MATERIAL FOR THIS TASK:
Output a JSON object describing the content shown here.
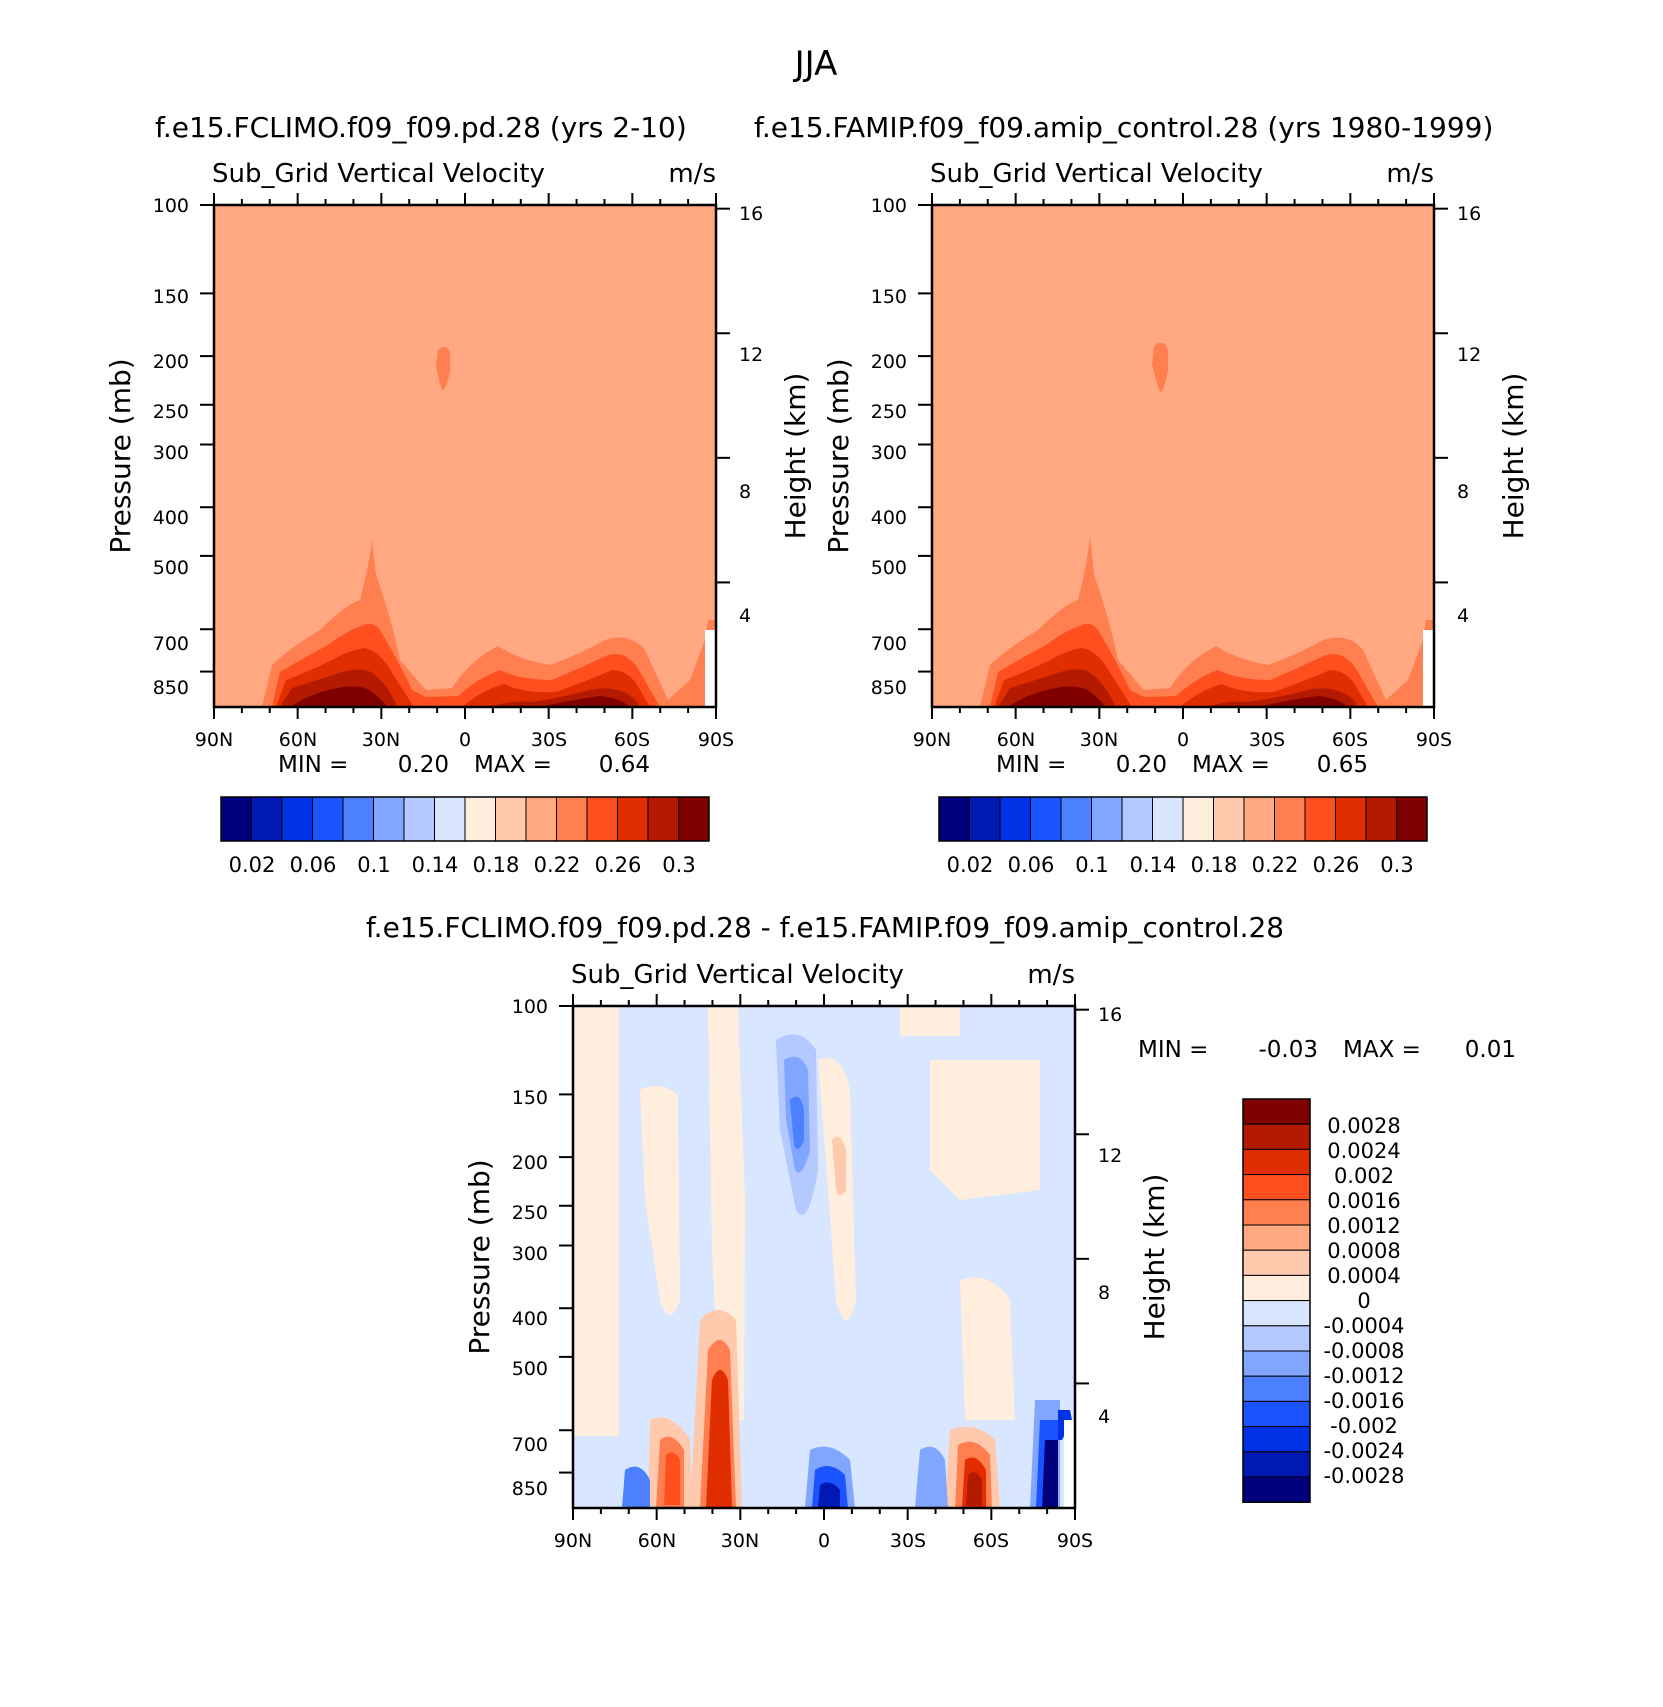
{
  "figure_title": "JJA",
  "chart_data": [
    {
      "type": "heatmap",
      "title": "f.e15.FCLIMO.f09_f09.pd.28 (yrs 2-10)",
      "subtitle_left": "Sub_Grid Vertical Velocity",
      "units": "m/s",
      "ylabel": "Pressure (mb)",
      "y2label": "Height (km)",
      "x_ticks": [
        "90N",
        "60N",
        "30N",
        "0",
        "30S",
        "60S",
        "90S"
      ],
      "y_ticks": [
        "100",
        "150",
        "200",
        "250",
        "300",
        "400",
        "500",
        "700",
        "850"
      ],
      "y_tick_values": [
        100,
        150,
        200,
        250,
        300,
        400,
        500,
        700,
        850
      ],
      "y2_ticks": [
        "16",
        "12",
        "8",
        "4"
      ],
      "y2_tick_values": [
        16,
        12,
        8,
        4
      ],
      "xlim": [
        90,
        -90
      ],
      "ylim": [
        100,
        1000
      ],
      "min_label": "MIN =",
      "min_value": "0.20",
      "max_label": "MAX =",
      "max_value": "0.64",
      "colorbar_labels": [
        "0.02",
        "0.06",
        "0.1",
        "0.14",
        "0.18",
        "0.22",
        "0.26",
        "0.3"
      ],
      "levels": [
        0.02,
        0.04,
        0.06,
        0.08,
        0.1,
        0.12,
        0.14,
        0.16,
        0.18,
        0.2,
        0.22,
        0.24,
        0.26,
        0.28,
        0.3
      ]
    },
    {
      "type": "heatmap",
      "title": "f.e15.FAMIP.f09_f09.amip_control.28 (yrs 1980-1999)",
      "subtitle_left": "Sub_Grid Vertical Velocity",
      "units": "m/s",
      "ylabel": "Pressure (mb)",
      "y2label": "Height (km)",
      "x_ticks": [
        "90N",
        "60N",
        "30N",
        "0",
        "30S",
        "60S",
        "90S"
      ],
      "y_ticks": [
        "100",
        "150",
        "200",
        "250",
        "300",
        "400",
        "500",
        "700",
        "850"
      ],
      "y_tick_values": [
        100,
        150,
        200,
        250,
        300,
        400,
        500,
        700,
        850
      ],
      "y2_ticks": [
        "16",
        "12",
        "8",
        "4"
      ],
      "y2_tick_values": [
        16,
        12,
        8,
        4
      ],
      "xlim": [
        90,
        -90
      ],
      "ylim": [
        100,
        1000
      ],
      "min_label": "MIN =",
      "min_value": "0.20",
      "max_label": "MAX =",
      "max_value": "0.65",
      "colorbar_labels": [
        "0.02",
        "0.06",
        "0.1",
        "0.14",
        "0.18",
        "0.22",
        "0.26",
        "0.3"
      ],
      "levels": [
        0.02,
        0.04,
        0.06,
        0.08,
        0.1,
        0.12,
        0.14,
        0.16,
        0.18,
        0.2,
        0.22,
        0.24,
        0.26,
        0.28,
        0.3
      ]
    },
    {
      "type": "heatmap",
      "title": "f.e15.FCLIMO.f09_f09.pd.28 - f.e15.FAMIP.f09_f09.amip_control.28",
      "subtitle_left": "Sub_Grid Vertical Velocity",
      "units": "m/s",
      "ylabel": "Pressure (mb)",
      "y2label": "Height (km)",
      "x_ticks": [
        "90N",
        "60N",
        "30N",
        "0",
        "30S",
        "60S",
        "90S"
      ],
      "y_ticks": [
        "100",
        "150",
        "200",
        "250",
        "300",
        "400",
        "500",
        "700",
        "850"
      ],
      "y_tick_values": [
        100,
        150,
        200,
        250,
        300,
        400,
        500,
        700,
        850
      ],
      "y2_ticks": [
        "16",
        "12",
        "8",
        "4"
      ],
      "y2_tick_values": [
        16,
        12,
        8,
        4
      ],
      "xlim": [
        90,
        -90
      ],
      "ylim": [
        100,
        1000
      ],
      "min_label": "MIN =",
      "min_value": "-0.03",
      "max_label": "MAX =",
      "max_value": "0.01",
      "colorbar_labels": [
        "0.0028",
        "0.0024",
        "0.002",
        "0.0016",
        "0.0012",
        "0.0008",
        "0.0004",
        "0",
        "-0.0004",
        "-0.0008",
        "-0.0012",
        "-0.0016",
        "-0.002",
        "-0.0024",
        "-0.0028"
      ]
    }
  ],
  "colors": {
    "blue_red_16": [
      "#00007f",
      "#0019b3",
      "#0033e6",
      "#1a53ff",
      "#4d80ff",
      "#80a6ff",
      "#b3c9ff",
      "#d9e6ff",
      "#ffeedd",
      "#ffc9ad",
      "#ffa882",
      "#ff7f50",
      "#ff4f1f",
      "#e02e00",
      "#b31a00",
      "#800000"
    ]
  }
}
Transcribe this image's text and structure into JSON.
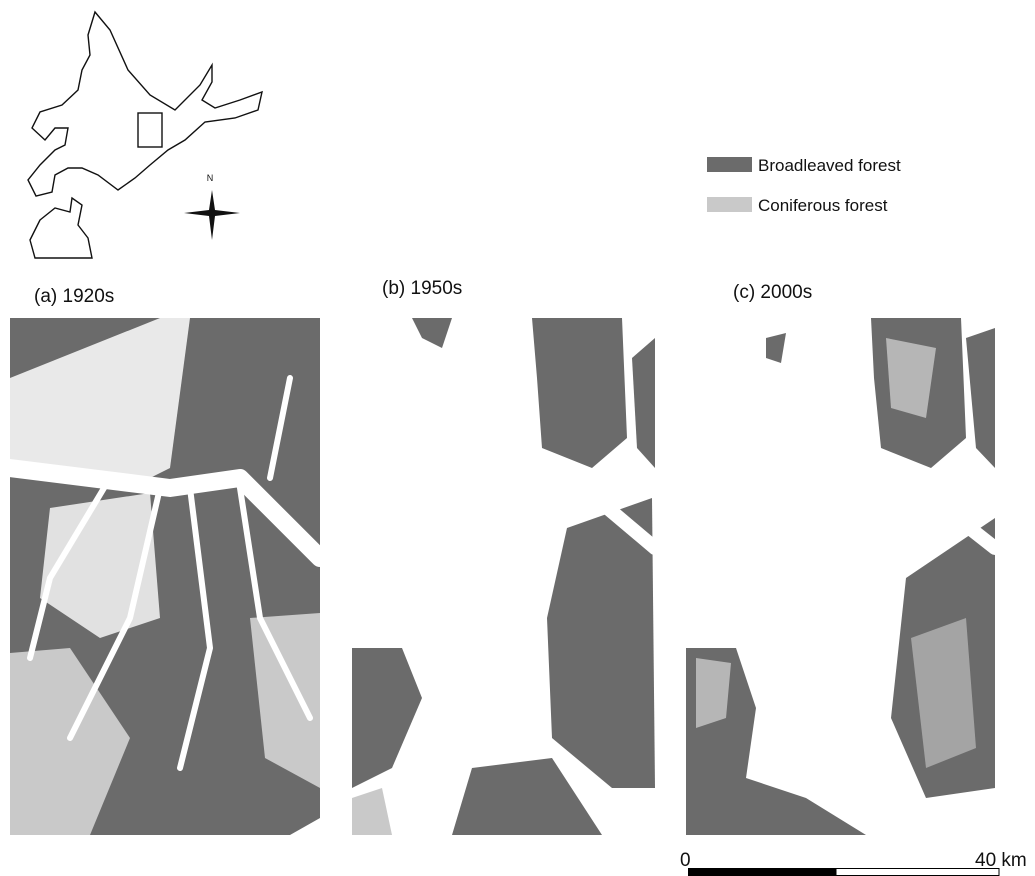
{
  "inset": {
    "north": "N"
  },
  "legend": [
    {
      "label": "Broadleaved forest",
      "color": "#6b6b6b"
    },
    {
      "label": "Coniferous forest",
      "color": "#c9c9c9"
    }
  ],
  "panels": [
    {
      "title": "(a) 1920s"
    },
    {
      "title": "(b) 1950s"
    },
    {
      "title": "(c) 2000s"
    }
  ],
  "scale": {
    "start": "0",
    "end": "40 km"
  }
}
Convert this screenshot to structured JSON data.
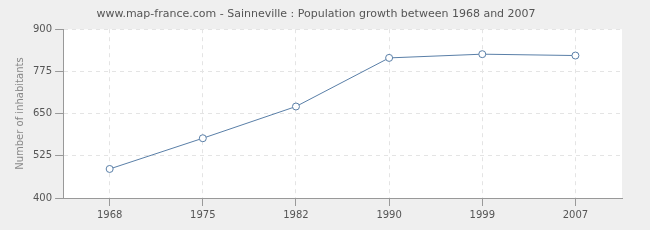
{
  "chart_data": {
    "type": "line",
    "title": "www.map-france.com - Sainneville : Population growth between 1968 and 2007",
    "y_label": "Number of inhabitants",
    "categories": [
      "1968",
      "1975",
      "1982",
      "1990",
      "1999",
      "2007"
    ],
    "values": [
      486,
      577,
      671,
      815,
      826,
      822
    ],
    "color": "#5a7fa8",
    "marker": "circle",
    "line_style": "solid",
    "ylim": [
      400,
      900
    ],
    "yticks": [
      400,
      525,
      650,
      775,
      900
    ],
    "grid": true
  }
}
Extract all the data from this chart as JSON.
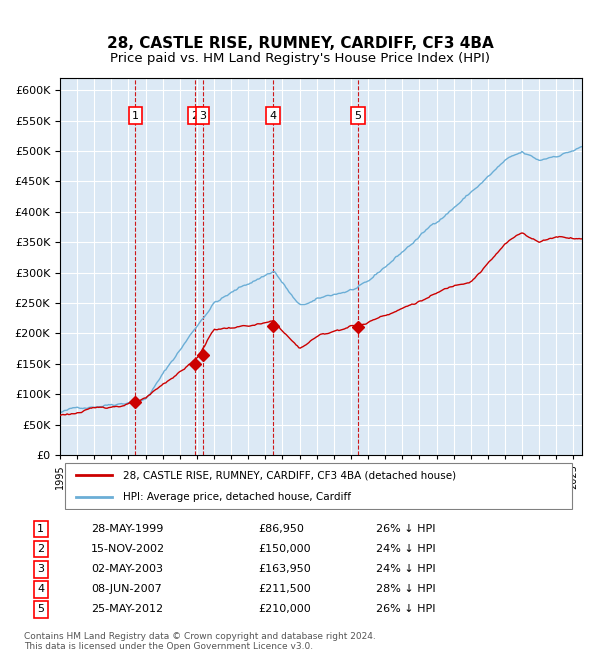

DIRECTIONS FOR THIS TASK: Lines in the records that hold the word "FAMIP" are to be counted; give only the total.

RESULT OF THE TASK: 2